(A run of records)
◇ ◇ ◇

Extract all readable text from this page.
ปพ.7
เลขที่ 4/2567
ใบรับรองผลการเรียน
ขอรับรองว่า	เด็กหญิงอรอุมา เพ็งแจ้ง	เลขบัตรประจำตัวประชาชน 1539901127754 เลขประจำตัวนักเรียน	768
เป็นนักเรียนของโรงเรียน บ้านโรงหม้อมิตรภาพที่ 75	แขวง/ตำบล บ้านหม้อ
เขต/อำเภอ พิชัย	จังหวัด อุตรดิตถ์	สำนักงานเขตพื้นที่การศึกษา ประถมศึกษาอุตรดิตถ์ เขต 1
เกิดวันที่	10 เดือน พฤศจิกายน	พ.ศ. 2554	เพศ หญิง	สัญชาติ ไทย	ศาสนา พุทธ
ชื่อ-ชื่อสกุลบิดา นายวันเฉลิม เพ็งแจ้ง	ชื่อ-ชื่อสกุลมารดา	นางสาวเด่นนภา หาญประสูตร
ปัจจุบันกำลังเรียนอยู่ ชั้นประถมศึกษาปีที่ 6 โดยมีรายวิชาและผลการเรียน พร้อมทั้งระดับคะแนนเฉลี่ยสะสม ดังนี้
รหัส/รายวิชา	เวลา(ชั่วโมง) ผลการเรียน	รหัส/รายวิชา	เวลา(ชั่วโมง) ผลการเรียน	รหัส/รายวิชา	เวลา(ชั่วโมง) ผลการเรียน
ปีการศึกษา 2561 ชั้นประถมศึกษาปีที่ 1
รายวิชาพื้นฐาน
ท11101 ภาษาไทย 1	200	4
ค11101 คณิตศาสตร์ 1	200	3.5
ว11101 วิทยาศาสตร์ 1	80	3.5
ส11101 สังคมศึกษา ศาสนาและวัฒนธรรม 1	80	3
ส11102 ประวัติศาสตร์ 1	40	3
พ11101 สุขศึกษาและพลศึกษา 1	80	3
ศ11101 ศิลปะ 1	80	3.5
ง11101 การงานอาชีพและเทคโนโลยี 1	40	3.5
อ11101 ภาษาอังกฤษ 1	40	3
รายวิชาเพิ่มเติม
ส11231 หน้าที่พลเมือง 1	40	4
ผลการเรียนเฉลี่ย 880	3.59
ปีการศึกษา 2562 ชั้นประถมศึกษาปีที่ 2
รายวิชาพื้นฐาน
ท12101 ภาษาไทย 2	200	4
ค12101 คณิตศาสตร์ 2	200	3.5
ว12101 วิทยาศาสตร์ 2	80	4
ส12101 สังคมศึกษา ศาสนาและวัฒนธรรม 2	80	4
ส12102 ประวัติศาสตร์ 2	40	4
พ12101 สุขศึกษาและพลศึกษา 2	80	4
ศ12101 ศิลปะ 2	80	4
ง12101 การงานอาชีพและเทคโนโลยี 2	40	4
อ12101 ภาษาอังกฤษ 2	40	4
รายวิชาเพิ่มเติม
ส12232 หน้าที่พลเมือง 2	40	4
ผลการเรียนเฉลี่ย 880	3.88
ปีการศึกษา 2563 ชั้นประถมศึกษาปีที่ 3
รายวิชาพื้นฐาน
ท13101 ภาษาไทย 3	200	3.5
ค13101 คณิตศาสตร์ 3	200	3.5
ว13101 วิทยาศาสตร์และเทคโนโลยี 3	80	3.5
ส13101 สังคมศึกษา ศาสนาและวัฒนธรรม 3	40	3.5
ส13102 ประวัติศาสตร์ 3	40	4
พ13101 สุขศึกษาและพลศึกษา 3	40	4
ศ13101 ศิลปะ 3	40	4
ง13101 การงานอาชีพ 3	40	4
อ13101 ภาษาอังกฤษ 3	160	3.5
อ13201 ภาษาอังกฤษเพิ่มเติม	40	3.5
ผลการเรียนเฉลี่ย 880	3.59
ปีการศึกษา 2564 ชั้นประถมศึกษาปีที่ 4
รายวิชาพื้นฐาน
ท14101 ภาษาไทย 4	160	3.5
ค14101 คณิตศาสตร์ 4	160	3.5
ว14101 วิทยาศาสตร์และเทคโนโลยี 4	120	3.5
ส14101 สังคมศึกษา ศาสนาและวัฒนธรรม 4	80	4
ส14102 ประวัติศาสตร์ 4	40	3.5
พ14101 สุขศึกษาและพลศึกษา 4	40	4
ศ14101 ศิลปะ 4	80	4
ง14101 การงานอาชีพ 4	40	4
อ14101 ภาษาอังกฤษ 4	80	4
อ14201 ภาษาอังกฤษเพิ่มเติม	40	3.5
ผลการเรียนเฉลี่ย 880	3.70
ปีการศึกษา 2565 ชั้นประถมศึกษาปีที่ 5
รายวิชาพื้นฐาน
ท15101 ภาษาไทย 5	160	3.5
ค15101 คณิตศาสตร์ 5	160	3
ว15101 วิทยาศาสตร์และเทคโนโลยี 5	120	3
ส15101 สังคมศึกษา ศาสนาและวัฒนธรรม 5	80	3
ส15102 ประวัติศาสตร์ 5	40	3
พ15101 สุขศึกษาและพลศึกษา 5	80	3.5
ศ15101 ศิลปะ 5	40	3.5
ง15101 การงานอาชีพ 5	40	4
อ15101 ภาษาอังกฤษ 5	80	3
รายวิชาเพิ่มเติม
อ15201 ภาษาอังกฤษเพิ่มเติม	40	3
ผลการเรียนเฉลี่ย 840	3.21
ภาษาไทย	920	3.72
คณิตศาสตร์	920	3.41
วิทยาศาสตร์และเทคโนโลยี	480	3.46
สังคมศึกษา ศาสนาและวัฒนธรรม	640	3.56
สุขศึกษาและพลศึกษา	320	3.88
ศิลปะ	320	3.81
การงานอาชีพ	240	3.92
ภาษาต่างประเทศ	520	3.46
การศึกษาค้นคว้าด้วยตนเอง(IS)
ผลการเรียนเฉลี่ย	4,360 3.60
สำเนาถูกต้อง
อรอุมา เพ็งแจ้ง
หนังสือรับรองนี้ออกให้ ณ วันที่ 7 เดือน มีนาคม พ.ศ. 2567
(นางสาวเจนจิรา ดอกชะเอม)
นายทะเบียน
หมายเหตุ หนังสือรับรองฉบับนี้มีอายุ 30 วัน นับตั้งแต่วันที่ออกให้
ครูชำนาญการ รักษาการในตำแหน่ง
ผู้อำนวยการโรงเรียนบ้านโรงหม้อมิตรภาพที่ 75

◇ ◇ ◇

§ Set exercise: Faithfully reproduce all of the records, character for character.

§ Completed task:
Extract all readable text from this page.
ปพ.7
เลขที่ 4/2567
ใบรับรองผลการเรียน
ขอรับรองว่า	เด็กหญิงอรอุมา เพ็งแจ้ง	เลขบัตรประจำตัวประชาชน 1539901127754 เลขประจำตัวนักเรียน	768
เป็นนักเรียนของโรงเรียน บ้านโรงหม้อมิตรภาพที่ 75	แขวง/ตำบล บ้านหม้อ
เขต/อำเภอ พิชัย	จังหวัด อุตรดิตถ์	สำนักงานเขตพื้นที่การศึกษา ประถมศึกษาอุตรดิตถ์ เขต 1
เกิดวันที่	10 เดือน พฤศจิกายน	พ.ศ. 2554	เพศ หญิง	สัญชาติ ไทย	ศาสนา พุทธ
ชื่อ-ชื่อสกุลบิดา นายวันเฉลิม เพ็งแจ้ง	ชื่อ-ชื่อสกุลมารดา	นางสาวเด่นนภา หาญประสูตร
ปัจจุบันกำลังเรียนอยู่ ชั้นประถมศึกษาปีที่ 6 โดยมีรายวิชาและผลการเรียน พร้อมทั้งระดับคะแนนเฉลี่ยสะสม ดังนี้
รหัส/รายวิชา	เวลา(ชั่วโมง) ผลการเรียน	รหัส/รายวิชา	เวลา(ชั่วโมง) ผลการเรียน	รหัส/รายวิชา	เวลา(ชั่วโมง) ผลการเรียน
ปีการศึกษา 2561 ชั้นประถมศึกษาปีที่ 1
รายวิชาพื้นฐาน
ท11101 ภาษาไทย 1	200	4
ค11101 คณิตศาสตร์ 1	200	3.5
ว11101 วิทยาศาสตร์ 1	80	3.5
ส11101 สังคมศึกษา ศาสนาและวัฒนธรรม 1	80	3
ส11102 ประวัติศาสตร์ 1	40	3
พ11101 สุขศึกษาและพลศึกษา 1	80	3
ศ11101 ศิลปะ 1	80	3.5
ง11101 การงานอาชีพและเทคโนโลยี 1	40	3.5
อ11101 ภาษาอังกฤษ 1	40	3
รายวิชาเพิ่มเติม
ส11231 หน้าที่พลเมือง 1	40	4
ผลการเรียนเฉลี่ย 880	3.59
ปีการศึกษา 2562 ชั้นประถมศึกษาปีที่ 2
รายวิชาพื้นฐาน
ท12101 ภาษาไทย 2	200	4
ค12101 คณิตศาสตร์ 2	200	3.5
ว12101 วิทยาศาสตร์ 2	80	4
ส12101 สังคมศึกษา ศาสนาและวัฒนธรรม 2	80	4
ส12102 ประวัติศาสตร์ 2	40	4
พ12101 สุขศึกษาและพลศึกษา 2	80	4
ศ12101 ศิลปะ 2	80	4
ง12101 การงานอาชีพและเทคโนโลยี 2	40	4
อ12101 ภาษาอังกฤษ 2	40	4
รายวิชาเพิ่มเติม
ส12232 หน้าที่พลเมือง 2	40	4
ผลการเรียนเฉลี่ย 880	3.88
ปีการศึกษา 2563 ชั้นประถมศึกษาปีที่ 3
รายวิชาพื้นฐาน
ท13101 ภาษาไทย 3	200	3.5
ค13101 คณิตศาสตร์ 3	200	3.5
ว13101 วิทยาศาสตร์และเทคโนโลยี 3	80	3.5
ส13101 สังคมศึกษา ศาสนาและวัฒนธรรม 3	40	3.5
ส13102 ประวัติศาสตร์ 3	40	4
พ13101 สุขศึกษาและพลศึกษา 3	40	4
ศ13101 ศิลปะ 3	40	4
ง13101 การงานอาชีพ 3	40	4
อ13101 ภาษาอังกฤษ 3	160	3.5
อ13201 ภาษาอังกฤษเพิ่มเติม	40	3.5
ผลการเรียนเฉลี่ย 880	3.59
ปีการศึกษา 2564 ชั้นประถมศึกษาปีที่ 4
รายวิชาพื้นฐาน
ท14101 ภาษาไทย 4	160	3.5
ค14101 คณิตศาสตร์ 4	160	3.5
ว14101 วิทยาศาสตร์และเทคโนโลยี 4	120	3.5
ส14101 สังคมศึกษา ศาสนาและวัฒนธรรม 4	80	4
ส14102 ประวัติศาสตร์ 4	40	3.5
พ14101 สุขศึกษาและพลศึกษา 4	40	4
ศ14101 ศิลปะ 4	80	4
ง14101 การงานอาชีพ 4	40	4
อ14101 ภาษาอังกฤษ 4	80	4
อ14201 ภาษาอังกฤษเพิ่มเติม	40	3.5
ผลการเรียนเฉลี่ย 880	3.70
ปีการศึกษา 2565 ชั้นประถมศึกษาปีที่ 5
รายวิชาพื้นฐาน
ท15101 ภาษาไทย 5	160	3.5
ค15101 คณิตศาสตร์ 5	160	3
ว15101 วิทยาศาสตร์และเทคโนโลยี 5	120	3
ส15101 สังคมศึกษา ศาสนาและวัฒนธรรม 5	80	3
ส15102 ประวัติศาสตร์ 5	40	3
พ15101 สุขศึกษาและพลศึกษา 5	80	3.5
ศ15101 ศิลปะ 5	40	3.5
ง15101 การงานอาชีพ 5	40	4
อ15101 ภาษาอังกฤษ 5	80	3
รายวิชาเพิ่มเติม
อ15201 ภาษาอังกฤษเพิ่มเติม	40	3
ผลการเรียนเฉลี่ย 840	3.21
ภาษาไทย	920	3.72
คณิตศาสตร์	920	3.41
วิทยาศาสตร์และเทคโนโลยี	480	3.46
สังคมศึกษา ศาสนาและวัฒนธรรม	640	3.56
สุขศึกษาและพลศึกษา	320	3.88
ศิลปะ	320	3.81
การงานอาชีพ	240	3.92
ภาษาต่างประเทศ	520	3.46
การศึกษาค้นคว้าด้วยตนเอง(IS)
ผลการเรียนเฉลี่ย	4,360 3.60
สำเนาถูกต้อง
อรอุมา เพ็งแจ้ง
หนังสือรับรองนี้ออกให้ ณ วันที่ 7 เดือน มีนาคม พ.ศ. 2567
(นางสาวเจนจิรา ดอกชะเอม)
นายทะเบียน
หมายเหตุ หนังสือรับรองฉบับนี้มีอายุ 30 วัน นับตั้งแต่วันที่ออกให้
ครูชำนาญการ รักษาการในตำแหน่ง
ผู้อำนวยการโรงเรียนบ้านโรงหม้อมิตรภาพที่ 75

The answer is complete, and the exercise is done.